• _Requirement_: Send back the records in full, character for character.

** begin Data records **

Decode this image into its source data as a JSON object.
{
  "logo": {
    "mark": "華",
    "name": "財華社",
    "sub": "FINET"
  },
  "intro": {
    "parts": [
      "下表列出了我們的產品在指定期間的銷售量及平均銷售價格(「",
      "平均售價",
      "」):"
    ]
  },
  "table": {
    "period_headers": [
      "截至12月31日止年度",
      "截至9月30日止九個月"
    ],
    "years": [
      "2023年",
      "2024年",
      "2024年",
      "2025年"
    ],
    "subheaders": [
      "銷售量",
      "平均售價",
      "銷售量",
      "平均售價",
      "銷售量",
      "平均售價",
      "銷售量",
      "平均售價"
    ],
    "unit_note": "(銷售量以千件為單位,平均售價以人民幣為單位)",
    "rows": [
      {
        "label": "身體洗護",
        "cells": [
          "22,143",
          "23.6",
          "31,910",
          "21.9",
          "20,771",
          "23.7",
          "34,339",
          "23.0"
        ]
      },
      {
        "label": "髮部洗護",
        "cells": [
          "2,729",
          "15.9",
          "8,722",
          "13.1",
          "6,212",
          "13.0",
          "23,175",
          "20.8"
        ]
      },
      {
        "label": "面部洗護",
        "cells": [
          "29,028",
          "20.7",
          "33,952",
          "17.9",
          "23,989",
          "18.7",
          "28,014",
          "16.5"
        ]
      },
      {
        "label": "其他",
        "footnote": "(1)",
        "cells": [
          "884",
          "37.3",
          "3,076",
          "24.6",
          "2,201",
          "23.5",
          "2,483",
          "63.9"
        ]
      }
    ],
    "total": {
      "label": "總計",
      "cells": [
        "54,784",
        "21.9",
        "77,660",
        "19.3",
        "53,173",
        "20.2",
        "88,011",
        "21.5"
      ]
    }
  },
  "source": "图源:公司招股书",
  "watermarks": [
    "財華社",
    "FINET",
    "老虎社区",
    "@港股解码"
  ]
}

** end Data records **

• _Expected output_:
Decode this image into its source data as a JSON object.
{
  "logo": {
    "mark": "華",
    "name": "財華社",
    "sub": "FINET"
  },
  "intro": {
    "parts": [
      "下表列出了我們的產品在指定期間的銷售量及平均銷售價格(「",
      "平均售價",
      "」):"
    ]
  },
  "table": {
    "period_headers": [
      "截至12月31日止年度",
      "截至9月30日止九個月"
    ],
    "years": [
      "2023年",
      "2024年",
      "2024年",
      "2025年"
    ],
    "subheaders": [
      "銷售量",
      "平均售價",
      "銷售量",
      "平均售價",
      "銷售量",
      "平均售價",
      "銷售量",
      "平均售價"
    ],
    "unit_note": "(銷售量以千件為單位,平均售價以人民幣為單位)",
    "rows": [
      {
        "label": "身體洗護",
        "cells": [
          "22,143",
          "23.6",
          "31,910",
          "21.9",
          "20,771",
          "23.7",
          "34,339",
          "23.0"
        ]
      },
      {
        "label": "髮部洗護",
        "cells": [
          "2,729",
          "15.9",
          "8,722",
          "13.1",
          "6,212",
          "13.0",
          "23,175",
          "20.8"
        ]
      },
      {
        "label": "面部洗護",
        "cells": [
          "29,028",
          "20.7",
          "33,952",
          "17.9",
          "23,989",
          "18.7",
          "28,014",
          "16.5"
        ]
      },
      {
        "label": "其他",
        "footnote": "(1)",
        "cells": [
          "884",
          "37.3",
          "3,076",
          "24.6",
          "2,201",
          "23.5",
          "2,483",
          "63.9"
        ]
      }
    ],
    "total": {
      "label": "總計",
      "cells": [
        "54,784",
        "21.9",
        "77,660",
        "19.3",
        "53,173",
        "20.2",
        "88,011",
        "21.5"
      ]
    }
  },
  "source": "图源:公司招股书",
  "watermarks": [
    "財華社",
    "FINET",
    "老虎社区",
    "@港股解码"
  ]
}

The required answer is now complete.